**STATED PROBLEM**
Count every line that has "pour" in it and give the total, nothing more.
- - - -
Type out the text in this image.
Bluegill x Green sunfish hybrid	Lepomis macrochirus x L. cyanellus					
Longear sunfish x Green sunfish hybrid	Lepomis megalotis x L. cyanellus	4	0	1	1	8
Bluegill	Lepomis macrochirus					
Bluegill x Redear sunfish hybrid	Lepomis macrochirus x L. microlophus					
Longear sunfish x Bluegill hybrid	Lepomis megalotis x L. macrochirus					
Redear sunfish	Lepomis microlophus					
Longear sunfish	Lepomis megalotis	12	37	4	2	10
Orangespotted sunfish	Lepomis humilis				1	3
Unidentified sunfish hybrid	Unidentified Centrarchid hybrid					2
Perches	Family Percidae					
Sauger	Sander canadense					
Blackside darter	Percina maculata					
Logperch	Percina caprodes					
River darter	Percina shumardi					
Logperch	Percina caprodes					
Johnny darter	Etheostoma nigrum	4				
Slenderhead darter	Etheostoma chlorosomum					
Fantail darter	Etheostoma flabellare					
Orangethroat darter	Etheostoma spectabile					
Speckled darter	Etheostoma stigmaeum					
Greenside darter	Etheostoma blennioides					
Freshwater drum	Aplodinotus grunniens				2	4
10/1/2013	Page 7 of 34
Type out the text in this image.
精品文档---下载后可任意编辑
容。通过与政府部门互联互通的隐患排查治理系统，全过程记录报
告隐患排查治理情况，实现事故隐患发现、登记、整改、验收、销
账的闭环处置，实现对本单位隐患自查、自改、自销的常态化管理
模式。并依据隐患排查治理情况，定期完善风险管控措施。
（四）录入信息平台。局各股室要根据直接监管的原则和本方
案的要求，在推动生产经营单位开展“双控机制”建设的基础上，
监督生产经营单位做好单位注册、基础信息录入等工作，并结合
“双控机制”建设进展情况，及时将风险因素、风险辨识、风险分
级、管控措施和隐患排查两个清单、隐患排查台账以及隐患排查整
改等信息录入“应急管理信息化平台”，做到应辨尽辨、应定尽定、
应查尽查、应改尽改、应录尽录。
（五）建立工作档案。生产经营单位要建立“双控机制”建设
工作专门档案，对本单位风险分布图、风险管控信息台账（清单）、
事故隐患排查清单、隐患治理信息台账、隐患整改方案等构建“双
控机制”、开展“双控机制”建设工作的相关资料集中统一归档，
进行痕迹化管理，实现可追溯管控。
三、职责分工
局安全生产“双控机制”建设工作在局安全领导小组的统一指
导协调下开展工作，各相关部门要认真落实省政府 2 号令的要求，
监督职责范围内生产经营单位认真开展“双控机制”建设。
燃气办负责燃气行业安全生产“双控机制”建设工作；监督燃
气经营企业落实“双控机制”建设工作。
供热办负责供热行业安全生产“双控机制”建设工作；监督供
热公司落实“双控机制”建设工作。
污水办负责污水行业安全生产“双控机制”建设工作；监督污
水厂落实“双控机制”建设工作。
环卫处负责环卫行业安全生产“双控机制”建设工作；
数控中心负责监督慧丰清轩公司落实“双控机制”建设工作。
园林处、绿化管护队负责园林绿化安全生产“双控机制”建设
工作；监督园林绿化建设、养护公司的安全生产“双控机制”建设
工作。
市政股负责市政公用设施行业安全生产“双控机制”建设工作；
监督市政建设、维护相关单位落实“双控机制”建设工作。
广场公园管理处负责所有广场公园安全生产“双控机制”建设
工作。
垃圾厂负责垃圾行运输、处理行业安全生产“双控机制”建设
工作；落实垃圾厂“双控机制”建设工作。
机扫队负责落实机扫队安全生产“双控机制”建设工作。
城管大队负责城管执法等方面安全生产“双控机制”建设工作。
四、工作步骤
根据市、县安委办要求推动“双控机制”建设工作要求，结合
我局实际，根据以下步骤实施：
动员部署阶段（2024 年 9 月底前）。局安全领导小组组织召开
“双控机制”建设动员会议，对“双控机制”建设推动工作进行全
- - - -
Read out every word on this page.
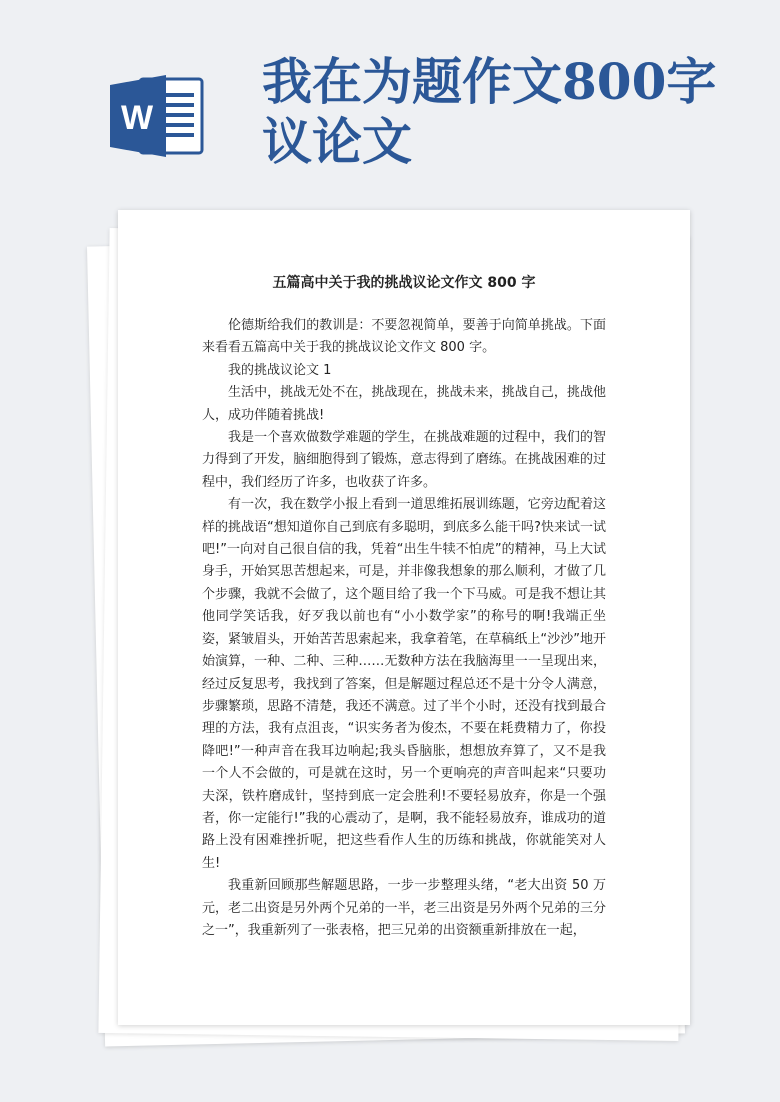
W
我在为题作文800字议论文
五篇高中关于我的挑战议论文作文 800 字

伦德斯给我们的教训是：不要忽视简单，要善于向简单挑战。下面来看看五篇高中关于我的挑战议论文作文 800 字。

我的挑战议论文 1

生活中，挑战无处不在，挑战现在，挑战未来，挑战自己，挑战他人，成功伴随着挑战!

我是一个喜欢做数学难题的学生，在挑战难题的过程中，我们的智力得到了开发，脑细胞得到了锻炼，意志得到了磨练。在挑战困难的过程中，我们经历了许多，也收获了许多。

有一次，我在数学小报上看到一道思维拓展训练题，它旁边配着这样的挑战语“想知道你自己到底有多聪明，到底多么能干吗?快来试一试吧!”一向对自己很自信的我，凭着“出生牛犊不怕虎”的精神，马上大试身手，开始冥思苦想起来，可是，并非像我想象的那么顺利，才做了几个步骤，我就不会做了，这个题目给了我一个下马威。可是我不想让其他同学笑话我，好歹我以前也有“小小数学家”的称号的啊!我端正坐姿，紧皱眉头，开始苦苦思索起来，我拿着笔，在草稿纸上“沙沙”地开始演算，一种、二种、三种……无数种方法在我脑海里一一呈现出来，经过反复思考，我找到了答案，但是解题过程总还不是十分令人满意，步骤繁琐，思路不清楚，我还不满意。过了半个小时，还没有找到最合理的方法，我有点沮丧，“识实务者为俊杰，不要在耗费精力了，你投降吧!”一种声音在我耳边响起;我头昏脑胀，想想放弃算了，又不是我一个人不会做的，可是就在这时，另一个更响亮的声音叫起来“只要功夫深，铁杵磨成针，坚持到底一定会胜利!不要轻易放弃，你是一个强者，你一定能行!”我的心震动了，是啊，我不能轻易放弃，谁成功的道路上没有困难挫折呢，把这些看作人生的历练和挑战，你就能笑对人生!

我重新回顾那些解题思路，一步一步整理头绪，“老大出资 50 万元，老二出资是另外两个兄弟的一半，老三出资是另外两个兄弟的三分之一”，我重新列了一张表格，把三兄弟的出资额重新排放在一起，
- - - -
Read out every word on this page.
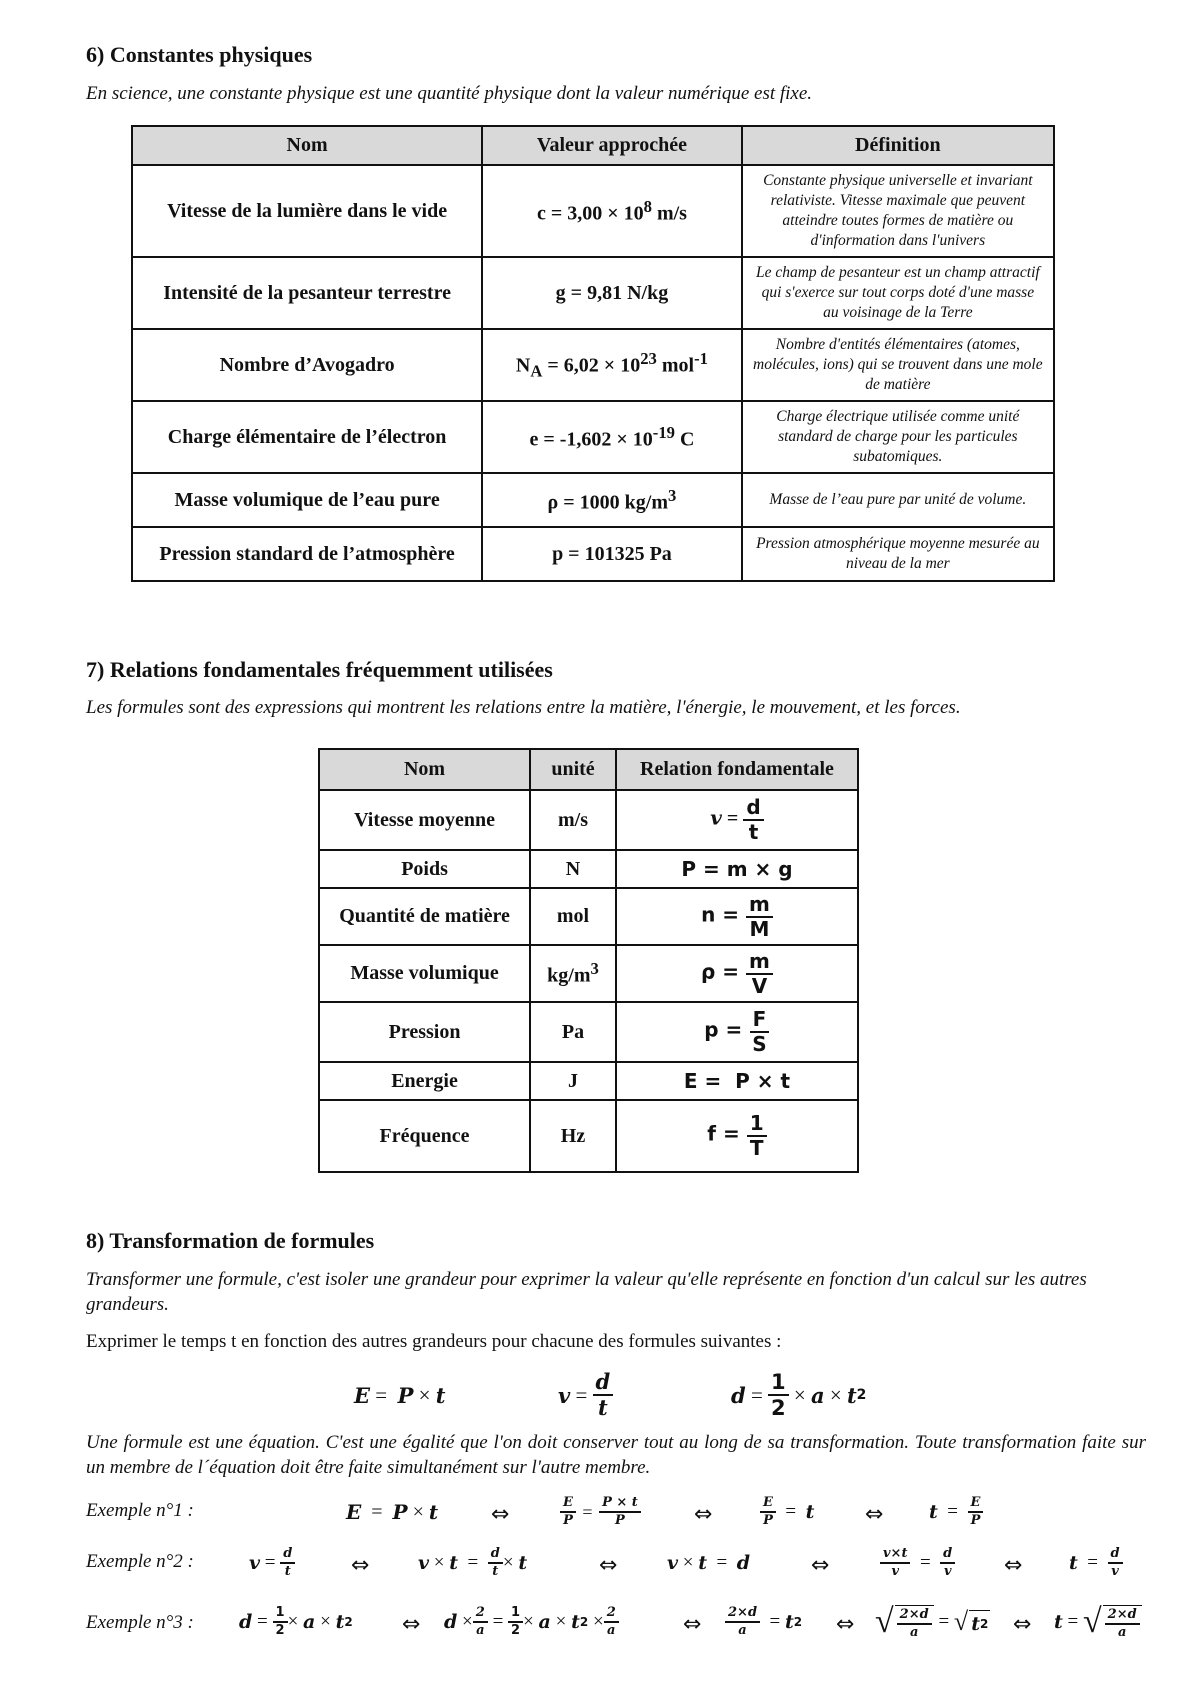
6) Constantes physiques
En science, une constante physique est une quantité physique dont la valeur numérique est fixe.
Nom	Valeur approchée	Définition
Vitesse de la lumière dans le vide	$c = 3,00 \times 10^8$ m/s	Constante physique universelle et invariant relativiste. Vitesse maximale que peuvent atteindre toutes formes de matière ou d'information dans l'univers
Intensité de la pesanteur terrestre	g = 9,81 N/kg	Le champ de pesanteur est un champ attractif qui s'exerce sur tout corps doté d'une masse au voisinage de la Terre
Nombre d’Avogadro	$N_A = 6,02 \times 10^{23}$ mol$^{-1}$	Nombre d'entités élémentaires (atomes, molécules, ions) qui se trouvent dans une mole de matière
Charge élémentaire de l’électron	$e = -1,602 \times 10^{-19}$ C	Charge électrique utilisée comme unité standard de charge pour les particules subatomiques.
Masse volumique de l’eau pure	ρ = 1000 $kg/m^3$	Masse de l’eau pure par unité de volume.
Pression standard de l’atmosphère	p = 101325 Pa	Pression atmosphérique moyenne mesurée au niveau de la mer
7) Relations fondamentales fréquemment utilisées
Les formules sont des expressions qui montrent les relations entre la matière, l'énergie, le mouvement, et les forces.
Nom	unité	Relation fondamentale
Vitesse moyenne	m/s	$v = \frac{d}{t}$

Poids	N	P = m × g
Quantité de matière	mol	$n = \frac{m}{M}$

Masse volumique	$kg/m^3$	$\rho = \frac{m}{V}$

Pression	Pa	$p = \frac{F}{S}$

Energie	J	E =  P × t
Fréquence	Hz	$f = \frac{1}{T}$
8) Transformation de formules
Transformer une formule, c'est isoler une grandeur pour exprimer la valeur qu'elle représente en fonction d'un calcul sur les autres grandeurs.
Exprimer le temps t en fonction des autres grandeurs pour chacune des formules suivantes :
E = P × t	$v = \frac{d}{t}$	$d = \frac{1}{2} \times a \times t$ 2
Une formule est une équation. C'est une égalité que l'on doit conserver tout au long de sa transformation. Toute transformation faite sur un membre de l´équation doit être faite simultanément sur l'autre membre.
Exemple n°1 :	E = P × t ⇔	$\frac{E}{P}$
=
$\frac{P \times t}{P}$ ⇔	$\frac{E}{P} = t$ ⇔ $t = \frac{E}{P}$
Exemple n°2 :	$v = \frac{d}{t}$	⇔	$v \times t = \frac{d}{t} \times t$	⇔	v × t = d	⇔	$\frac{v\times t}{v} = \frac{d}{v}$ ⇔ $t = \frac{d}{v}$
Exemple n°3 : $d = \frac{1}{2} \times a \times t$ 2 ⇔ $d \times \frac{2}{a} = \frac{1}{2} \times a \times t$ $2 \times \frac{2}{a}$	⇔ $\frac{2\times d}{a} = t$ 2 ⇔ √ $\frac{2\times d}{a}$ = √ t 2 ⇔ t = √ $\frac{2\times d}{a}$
- - - -
**TASK SOLUTION**
3